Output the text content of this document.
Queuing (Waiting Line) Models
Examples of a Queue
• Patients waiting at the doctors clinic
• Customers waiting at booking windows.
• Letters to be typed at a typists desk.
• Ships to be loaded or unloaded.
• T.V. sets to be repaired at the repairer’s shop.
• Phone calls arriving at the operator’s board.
● ● ● ● ● ● ●
◆ **Directions**:
What is needed is an exact copy of all the records above.

◆ **Task solution**:
Output the text content of this document.
Queuing (Waiting Line) Models
Examples of a Queue
• Patients waiting at the doctors clinic
• Customers waiting at booking windows.
• Letters to be typed at a typists desk.
• Ships to be loaded or unloaded.
• T.V. sets to be repaired at the repairer’s shop.
• Phone calls arriving at the operator’s board.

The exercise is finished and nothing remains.